> DIRECTIVE
Gather the lines that hold the string "information".
BEGIN EXERCISE MATERIAL
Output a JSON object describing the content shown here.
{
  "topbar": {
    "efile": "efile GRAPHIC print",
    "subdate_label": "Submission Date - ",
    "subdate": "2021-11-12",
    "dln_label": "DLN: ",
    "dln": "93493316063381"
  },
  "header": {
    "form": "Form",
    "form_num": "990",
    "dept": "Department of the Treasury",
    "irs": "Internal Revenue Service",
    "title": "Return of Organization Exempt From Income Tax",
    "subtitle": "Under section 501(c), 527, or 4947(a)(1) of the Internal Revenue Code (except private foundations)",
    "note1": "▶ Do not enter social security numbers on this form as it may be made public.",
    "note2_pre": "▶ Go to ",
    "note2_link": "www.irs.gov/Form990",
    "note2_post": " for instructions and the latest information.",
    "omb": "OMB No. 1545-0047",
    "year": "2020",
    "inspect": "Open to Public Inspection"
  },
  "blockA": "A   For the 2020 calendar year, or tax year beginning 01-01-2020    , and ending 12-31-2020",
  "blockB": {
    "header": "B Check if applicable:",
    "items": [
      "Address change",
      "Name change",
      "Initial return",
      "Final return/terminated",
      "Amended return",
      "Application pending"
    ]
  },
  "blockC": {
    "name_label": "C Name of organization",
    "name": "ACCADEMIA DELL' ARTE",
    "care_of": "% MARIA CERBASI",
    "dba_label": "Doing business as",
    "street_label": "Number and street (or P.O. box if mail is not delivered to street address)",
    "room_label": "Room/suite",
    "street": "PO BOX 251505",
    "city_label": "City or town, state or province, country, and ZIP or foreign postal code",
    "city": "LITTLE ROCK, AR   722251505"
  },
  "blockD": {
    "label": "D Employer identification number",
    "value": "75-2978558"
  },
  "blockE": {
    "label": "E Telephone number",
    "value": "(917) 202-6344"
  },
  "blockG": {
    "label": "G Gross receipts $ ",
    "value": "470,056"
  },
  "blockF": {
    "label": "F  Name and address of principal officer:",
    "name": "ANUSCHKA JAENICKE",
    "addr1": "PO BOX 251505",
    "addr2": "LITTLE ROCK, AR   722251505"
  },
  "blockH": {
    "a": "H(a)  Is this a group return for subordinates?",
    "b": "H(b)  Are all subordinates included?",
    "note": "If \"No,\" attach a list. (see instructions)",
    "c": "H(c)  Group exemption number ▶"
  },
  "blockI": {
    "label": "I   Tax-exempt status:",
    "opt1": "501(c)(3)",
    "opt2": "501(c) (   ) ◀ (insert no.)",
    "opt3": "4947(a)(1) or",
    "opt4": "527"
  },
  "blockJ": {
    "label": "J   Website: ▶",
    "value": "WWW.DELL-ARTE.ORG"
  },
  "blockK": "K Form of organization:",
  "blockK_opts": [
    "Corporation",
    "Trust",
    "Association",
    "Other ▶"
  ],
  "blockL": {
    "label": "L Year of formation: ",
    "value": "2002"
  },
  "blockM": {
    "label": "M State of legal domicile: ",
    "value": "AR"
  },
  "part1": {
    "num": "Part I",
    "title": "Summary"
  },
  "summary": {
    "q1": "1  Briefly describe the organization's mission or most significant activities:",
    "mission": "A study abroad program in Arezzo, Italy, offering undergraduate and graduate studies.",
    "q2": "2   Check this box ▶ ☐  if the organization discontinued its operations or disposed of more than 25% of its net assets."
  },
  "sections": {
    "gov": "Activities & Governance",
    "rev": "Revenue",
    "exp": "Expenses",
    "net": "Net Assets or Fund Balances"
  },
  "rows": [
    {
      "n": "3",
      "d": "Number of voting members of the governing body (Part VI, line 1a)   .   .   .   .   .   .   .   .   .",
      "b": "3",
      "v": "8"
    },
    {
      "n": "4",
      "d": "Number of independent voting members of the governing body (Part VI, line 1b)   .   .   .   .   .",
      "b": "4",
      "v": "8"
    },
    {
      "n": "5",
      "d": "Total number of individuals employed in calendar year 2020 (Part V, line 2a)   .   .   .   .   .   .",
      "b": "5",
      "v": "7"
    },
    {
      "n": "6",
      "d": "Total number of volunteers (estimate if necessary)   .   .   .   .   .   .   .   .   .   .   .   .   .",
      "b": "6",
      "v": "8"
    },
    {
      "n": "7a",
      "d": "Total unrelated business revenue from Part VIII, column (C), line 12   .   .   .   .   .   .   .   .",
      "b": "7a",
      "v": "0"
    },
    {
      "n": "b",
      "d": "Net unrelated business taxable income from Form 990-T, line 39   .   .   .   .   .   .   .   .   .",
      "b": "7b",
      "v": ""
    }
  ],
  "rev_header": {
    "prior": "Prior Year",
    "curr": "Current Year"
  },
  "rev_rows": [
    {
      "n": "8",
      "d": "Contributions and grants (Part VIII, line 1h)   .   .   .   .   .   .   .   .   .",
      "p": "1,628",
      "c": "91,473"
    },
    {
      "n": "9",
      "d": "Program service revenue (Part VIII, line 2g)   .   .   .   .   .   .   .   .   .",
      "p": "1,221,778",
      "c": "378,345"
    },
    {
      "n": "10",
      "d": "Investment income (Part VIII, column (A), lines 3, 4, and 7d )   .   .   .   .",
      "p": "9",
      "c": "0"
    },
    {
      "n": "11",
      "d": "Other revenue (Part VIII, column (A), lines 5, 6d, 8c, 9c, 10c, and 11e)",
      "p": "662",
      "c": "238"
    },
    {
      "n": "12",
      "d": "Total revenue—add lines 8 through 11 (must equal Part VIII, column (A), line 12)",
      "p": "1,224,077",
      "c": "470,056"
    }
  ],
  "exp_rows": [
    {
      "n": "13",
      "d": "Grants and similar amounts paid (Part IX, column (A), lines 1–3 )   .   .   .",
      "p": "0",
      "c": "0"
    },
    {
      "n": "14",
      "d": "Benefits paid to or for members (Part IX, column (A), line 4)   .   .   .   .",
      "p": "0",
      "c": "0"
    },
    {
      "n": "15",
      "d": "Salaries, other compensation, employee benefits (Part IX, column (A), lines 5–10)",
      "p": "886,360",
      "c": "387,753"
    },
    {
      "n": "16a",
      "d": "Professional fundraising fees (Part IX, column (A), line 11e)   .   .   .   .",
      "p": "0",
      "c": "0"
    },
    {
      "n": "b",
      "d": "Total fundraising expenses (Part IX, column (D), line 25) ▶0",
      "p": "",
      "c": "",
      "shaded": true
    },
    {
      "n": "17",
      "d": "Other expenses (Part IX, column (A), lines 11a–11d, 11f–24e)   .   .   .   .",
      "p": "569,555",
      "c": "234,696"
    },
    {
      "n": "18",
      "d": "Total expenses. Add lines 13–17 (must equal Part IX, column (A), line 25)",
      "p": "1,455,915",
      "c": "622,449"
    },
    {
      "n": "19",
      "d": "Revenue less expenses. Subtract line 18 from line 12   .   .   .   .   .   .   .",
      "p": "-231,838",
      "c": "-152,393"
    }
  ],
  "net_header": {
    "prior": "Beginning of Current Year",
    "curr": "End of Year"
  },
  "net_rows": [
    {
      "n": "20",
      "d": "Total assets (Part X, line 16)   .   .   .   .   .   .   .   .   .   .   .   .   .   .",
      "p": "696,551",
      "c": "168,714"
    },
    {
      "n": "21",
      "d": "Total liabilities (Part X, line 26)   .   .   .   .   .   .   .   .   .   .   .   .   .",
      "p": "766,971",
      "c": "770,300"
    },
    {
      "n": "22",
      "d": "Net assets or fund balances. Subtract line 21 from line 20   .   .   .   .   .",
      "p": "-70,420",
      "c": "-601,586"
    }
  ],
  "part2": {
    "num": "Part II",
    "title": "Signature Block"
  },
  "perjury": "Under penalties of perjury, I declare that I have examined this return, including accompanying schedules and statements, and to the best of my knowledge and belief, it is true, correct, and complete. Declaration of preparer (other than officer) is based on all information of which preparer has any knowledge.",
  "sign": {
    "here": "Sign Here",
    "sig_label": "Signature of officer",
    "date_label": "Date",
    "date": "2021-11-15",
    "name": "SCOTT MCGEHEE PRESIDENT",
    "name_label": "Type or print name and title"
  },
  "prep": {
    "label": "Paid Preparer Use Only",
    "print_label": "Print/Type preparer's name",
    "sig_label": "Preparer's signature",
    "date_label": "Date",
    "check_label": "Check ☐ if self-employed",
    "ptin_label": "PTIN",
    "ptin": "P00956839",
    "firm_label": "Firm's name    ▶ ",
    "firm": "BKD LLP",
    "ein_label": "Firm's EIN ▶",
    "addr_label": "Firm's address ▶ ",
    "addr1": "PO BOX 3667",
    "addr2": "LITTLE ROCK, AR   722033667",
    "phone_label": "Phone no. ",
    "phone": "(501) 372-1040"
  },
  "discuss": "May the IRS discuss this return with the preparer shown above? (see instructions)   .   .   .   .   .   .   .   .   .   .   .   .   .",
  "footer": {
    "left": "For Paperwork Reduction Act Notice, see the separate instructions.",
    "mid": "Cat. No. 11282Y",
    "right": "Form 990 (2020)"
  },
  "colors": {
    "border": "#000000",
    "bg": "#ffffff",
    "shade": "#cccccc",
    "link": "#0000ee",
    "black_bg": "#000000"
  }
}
END EXERCISE MATERIAL
> FINISHED TASK
    "note2_post": " for instructions and the latest information.",
  "perjury": "Under penalties of perjury, I declare that I have examined this return, including accompanying schedules and statements, and to the best of my knowledge and belief, it is true, correct, and complete. Declaration of preparer (other than officer) is based on all information of which preparer has any knowledge.",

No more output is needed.